* **What to do**: Collect the lines of the entries where "color" shows up.

==== Data to use ====

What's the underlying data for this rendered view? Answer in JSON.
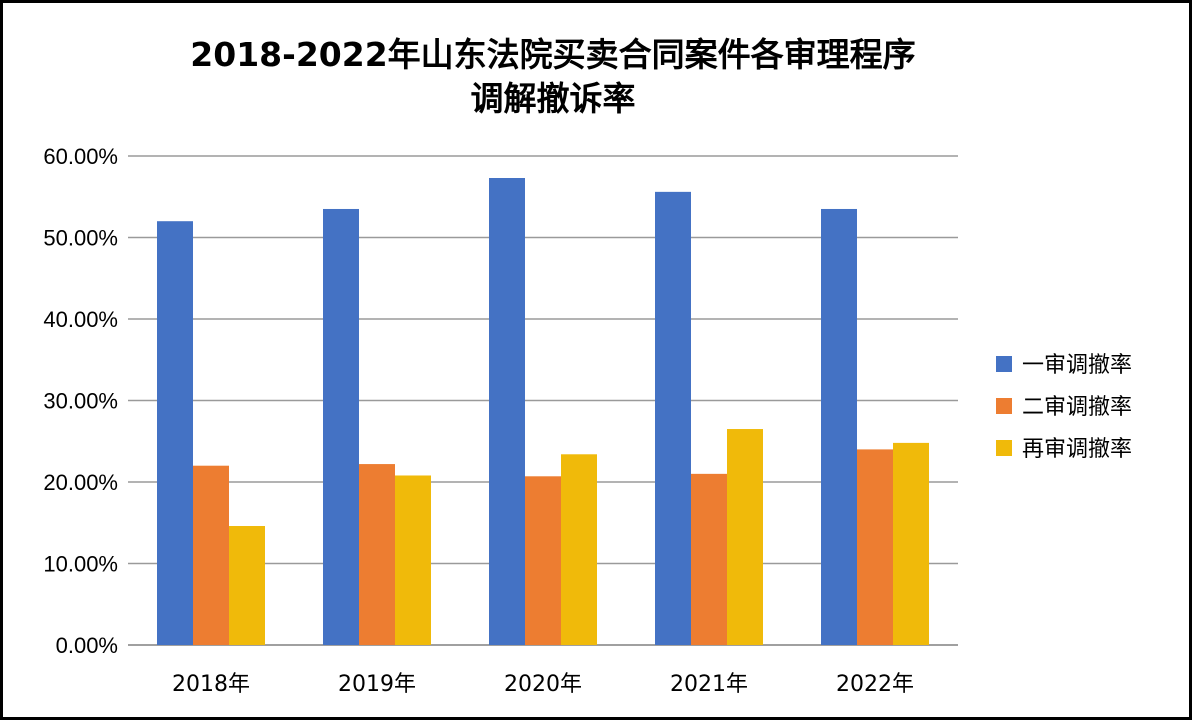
{
  "chart_data": {
    "type": "bar",
    "title_lines": [
      "2018-2022年山东法院买卖合同案件各审理程序",
      "调解撤诉率"
    ],
    "categories": [
      "2018年",
      "2019年",
      "2020年",
      "2021年",
      "2022年"
    ],
    "series": [
      {
        "name": "一审调撤率",
        "color": "#4472C4",
        "values": [
          52.0,
          53.5,
          57.3,
          55.6,
          53.5
        ]
      },
      {
        "name": "二审调撤率",
        "color": "#ED7D31",
        "values": [
          22.0,
          22.2,
          20.7,
          21.0,
          24.0
        ]
      },
      {
        "name": "再审调撤率",
        "color": "#F0BA0A",
        "values": [
          14.6,
          20.8,
          23.4,
          26.5,
          24.8
        ]
      }
    ],
    "y_ticks": [
      "0.00%",
      "10.00%",
      "20.00%",
      "30.00%",
      "40.00%",
      "50.00%",
      "60.00%"
    ],
    "ylim": [
      0,
      60
    ],
    "grid": true,
    "legend_position": "right"
  }
}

====

* **Solution for this problem**:
        "color": "#4472C4",
        "color": "#ED7D31",
        "color": "#F0BA0A",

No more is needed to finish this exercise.